Stored data:
==============================

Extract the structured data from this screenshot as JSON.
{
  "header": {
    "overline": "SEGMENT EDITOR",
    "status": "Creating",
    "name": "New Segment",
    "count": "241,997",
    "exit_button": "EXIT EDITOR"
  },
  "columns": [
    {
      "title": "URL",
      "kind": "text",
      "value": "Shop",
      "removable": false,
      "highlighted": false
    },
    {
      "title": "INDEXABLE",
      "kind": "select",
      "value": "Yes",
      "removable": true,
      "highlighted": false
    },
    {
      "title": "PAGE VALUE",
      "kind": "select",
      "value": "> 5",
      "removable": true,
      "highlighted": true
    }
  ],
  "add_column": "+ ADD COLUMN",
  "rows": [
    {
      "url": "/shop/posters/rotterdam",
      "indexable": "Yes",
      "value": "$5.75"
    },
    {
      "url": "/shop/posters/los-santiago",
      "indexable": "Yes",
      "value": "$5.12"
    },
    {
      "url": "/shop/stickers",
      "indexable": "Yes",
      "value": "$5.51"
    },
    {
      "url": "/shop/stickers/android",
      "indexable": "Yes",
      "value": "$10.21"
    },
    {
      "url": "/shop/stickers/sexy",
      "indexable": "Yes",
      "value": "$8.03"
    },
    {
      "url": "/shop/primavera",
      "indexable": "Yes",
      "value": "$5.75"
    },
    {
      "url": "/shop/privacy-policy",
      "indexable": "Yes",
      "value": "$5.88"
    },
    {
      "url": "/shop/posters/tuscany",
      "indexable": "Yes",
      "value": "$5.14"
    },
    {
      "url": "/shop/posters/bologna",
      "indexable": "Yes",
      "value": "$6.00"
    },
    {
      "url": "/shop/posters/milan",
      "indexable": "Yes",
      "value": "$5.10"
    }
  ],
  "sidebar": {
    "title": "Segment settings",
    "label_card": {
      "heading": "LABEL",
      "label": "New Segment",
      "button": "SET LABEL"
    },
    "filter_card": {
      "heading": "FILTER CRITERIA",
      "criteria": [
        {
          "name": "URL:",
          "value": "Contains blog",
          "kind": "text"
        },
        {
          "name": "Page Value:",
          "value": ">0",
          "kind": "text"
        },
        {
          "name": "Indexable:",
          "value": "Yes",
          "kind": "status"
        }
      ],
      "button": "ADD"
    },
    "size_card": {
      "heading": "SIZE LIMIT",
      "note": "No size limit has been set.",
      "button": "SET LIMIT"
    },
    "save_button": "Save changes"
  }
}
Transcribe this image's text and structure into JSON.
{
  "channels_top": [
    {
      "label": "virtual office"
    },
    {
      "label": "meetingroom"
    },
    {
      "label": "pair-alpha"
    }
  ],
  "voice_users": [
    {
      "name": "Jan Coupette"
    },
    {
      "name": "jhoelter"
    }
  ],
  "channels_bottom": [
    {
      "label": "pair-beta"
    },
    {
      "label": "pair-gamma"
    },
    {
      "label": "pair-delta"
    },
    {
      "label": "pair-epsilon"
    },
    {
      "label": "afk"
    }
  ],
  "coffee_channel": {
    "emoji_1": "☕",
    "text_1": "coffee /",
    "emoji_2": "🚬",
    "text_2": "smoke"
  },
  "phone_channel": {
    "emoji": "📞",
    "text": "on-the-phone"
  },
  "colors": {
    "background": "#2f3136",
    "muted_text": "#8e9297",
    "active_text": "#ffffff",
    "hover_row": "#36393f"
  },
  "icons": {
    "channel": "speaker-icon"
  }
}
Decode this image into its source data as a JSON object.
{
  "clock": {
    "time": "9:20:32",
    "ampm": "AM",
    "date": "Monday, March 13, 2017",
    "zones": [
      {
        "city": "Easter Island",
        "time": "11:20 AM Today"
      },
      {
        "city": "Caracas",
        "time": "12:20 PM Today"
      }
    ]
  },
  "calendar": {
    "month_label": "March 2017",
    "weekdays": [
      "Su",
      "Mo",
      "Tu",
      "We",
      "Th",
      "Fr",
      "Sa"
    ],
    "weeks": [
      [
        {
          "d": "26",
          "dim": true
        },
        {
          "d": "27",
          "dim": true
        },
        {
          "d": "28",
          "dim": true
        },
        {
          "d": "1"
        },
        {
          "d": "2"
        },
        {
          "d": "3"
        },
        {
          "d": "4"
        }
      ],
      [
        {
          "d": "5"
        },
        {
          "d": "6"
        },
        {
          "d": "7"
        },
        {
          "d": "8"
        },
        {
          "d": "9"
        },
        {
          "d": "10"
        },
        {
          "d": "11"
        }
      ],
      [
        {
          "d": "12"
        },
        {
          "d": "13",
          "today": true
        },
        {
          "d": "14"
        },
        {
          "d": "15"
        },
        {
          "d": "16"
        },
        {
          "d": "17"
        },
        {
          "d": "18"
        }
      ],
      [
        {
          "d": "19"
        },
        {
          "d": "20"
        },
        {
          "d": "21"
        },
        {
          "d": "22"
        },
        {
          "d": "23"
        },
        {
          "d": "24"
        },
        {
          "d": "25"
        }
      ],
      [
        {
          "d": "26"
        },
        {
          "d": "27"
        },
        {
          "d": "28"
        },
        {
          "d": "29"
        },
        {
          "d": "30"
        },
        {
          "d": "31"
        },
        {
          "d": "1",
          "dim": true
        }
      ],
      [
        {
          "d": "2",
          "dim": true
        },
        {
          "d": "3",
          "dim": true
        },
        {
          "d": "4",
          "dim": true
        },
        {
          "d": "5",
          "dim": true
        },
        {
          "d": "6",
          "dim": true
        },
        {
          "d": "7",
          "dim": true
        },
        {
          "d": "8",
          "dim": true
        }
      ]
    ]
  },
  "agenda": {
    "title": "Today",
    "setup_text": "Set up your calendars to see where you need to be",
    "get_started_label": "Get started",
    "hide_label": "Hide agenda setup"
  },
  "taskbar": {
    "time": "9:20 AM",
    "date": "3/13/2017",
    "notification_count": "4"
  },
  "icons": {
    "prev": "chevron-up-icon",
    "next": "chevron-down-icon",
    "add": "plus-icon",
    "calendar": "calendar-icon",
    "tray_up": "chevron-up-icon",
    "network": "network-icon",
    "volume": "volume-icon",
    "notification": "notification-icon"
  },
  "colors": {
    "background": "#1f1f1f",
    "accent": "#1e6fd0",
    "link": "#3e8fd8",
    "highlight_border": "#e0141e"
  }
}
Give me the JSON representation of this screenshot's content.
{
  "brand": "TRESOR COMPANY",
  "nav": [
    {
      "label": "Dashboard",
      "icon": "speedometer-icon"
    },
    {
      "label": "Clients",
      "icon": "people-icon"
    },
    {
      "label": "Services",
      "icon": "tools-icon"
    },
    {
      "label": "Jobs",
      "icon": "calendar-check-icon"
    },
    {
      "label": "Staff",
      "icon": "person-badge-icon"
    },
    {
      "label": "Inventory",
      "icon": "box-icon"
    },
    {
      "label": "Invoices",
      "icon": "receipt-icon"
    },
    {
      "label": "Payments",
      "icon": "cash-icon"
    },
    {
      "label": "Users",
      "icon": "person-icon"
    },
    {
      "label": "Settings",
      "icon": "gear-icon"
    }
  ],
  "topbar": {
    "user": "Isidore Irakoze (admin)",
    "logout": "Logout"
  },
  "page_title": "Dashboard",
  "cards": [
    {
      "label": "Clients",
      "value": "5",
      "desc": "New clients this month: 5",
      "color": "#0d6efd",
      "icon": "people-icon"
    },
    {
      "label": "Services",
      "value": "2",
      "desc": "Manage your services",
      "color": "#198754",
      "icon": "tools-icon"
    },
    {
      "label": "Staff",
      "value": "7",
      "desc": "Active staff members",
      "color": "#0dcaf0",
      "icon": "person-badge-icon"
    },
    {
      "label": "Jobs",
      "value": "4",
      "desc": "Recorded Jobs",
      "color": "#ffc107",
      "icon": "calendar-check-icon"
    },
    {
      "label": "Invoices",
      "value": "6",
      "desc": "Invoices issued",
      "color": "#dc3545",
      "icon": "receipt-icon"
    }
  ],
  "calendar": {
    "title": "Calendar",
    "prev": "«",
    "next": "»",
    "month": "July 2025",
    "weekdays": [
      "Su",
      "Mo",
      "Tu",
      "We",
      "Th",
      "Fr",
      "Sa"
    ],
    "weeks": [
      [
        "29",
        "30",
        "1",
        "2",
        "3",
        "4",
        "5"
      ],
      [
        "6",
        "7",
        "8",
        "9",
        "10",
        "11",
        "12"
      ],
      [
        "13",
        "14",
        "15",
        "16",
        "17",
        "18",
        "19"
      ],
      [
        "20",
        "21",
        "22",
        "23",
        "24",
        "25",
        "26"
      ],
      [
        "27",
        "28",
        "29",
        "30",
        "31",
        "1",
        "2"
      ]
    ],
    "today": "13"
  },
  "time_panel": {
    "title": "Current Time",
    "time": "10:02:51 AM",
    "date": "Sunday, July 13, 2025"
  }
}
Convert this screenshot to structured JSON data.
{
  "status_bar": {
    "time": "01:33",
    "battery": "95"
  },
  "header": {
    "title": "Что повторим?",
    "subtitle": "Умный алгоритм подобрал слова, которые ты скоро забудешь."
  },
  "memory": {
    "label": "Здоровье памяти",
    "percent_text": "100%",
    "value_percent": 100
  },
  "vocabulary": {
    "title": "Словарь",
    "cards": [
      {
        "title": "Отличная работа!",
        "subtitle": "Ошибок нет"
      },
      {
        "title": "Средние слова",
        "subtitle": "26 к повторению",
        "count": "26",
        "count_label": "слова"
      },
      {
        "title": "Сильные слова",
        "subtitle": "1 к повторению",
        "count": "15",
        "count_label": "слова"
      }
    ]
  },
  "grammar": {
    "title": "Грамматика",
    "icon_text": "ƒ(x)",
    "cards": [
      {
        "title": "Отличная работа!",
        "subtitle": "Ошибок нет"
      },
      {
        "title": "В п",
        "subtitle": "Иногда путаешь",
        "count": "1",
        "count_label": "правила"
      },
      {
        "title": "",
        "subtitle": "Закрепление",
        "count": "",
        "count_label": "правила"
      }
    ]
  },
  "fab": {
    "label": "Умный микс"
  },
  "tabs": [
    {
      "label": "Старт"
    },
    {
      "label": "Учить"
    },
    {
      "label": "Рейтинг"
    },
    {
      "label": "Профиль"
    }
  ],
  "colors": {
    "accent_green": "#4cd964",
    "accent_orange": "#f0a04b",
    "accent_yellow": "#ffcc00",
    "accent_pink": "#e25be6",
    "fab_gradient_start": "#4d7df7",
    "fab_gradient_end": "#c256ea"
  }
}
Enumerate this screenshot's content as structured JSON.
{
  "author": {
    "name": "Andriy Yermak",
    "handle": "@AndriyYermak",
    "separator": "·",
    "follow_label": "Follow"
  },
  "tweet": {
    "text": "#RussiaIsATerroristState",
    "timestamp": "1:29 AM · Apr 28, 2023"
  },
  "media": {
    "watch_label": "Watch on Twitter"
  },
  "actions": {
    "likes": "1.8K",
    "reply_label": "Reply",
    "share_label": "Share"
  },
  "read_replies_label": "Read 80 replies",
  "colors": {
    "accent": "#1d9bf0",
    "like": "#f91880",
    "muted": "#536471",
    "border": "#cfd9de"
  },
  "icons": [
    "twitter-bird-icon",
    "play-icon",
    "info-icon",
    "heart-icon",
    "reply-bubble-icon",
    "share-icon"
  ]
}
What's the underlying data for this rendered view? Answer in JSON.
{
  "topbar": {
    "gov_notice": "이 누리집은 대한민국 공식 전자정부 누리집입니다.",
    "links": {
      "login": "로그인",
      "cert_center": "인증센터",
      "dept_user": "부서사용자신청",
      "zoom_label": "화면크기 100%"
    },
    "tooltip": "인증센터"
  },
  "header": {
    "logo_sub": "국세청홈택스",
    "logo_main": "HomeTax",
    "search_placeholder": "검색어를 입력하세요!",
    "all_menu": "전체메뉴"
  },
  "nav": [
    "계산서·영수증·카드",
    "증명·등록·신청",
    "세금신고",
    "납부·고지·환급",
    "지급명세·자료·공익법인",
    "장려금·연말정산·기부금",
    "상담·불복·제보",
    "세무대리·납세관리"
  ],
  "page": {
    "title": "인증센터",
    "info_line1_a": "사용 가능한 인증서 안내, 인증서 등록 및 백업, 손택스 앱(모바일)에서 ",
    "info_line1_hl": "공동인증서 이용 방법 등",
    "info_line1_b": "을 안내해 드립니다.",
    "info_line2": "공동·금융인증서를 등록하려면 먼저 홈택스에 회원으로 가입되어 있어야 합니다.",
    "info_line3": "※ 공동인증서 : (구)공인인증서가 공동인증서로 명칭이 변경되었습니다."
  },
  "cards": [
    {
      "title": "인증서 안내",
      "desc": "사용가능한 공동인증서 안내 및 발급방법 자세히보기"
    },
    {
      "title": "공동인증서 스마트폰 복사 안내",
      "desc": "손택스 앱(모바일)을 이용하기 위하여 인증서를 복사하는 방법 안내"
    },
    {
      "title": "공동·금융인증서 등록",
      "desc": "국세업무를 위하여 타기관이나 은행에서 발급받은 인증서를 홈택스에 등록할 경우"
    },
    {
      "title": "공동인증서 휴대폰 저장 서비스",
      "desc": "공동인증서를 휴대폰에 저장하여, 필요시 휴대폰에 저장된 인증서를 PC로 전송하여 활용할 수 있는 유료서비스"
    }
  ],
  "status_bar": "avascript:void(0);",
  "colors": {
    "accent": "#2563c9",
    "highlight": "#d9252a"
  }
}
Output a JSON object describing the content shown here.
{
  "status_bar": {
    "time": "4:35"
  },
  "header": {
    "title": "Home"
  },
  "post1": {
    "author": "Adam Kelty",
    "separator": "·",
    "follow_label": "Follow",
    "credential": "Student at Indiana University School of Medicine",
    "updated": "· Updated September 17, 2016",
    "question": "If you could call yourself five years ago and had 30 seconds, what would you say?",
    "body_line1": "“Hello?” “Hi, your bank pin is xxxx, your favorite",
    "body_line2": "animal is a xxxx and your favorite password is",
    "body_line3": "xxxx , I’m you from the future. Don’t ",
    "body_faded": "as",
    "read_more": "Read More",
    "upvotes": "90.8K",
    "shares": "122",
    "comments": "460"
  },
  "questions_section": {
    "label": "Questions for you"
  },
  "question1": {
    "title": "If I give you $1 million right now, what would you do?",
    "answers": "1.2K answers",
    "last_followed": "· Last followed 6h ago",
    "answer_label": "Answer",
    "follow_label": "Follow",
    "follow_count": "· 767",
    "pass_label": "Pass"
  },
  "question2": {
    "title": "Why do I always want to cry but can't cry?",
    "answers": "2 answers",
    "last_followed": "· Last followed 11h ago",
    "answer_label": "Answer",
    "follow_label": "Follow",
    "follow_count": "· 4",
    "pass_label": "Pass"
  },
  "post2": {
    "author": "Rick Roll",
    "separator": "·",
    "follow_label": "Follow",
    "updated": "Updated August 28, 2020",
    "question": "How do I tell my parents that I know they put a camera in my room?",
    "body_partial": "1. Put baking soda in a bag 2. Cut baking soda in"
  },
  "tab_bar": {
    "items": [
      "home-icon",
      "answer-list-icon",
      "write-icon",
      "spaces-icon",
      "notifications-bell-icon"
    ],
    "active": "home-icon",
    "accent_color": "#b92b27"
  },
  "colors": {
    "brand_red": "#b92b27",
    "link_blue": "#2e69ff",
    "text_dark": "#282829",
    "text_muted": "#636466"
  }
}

==============================

Show every line of the listing in which the string "subtitle" can be found.

-- Result --
    "subtitle": "Умный алгоритм подобрал слова, которые ты скоро забудешь."
        "subtitle": "Ошибок нет"
        "subtitle": "26 к повторению",
        "subtitle": "1 к повторению",
        "subtitle": "Ошибок нет"
        "subtitle": "Иногда путаешь",
        "subtitle": "Закрепление",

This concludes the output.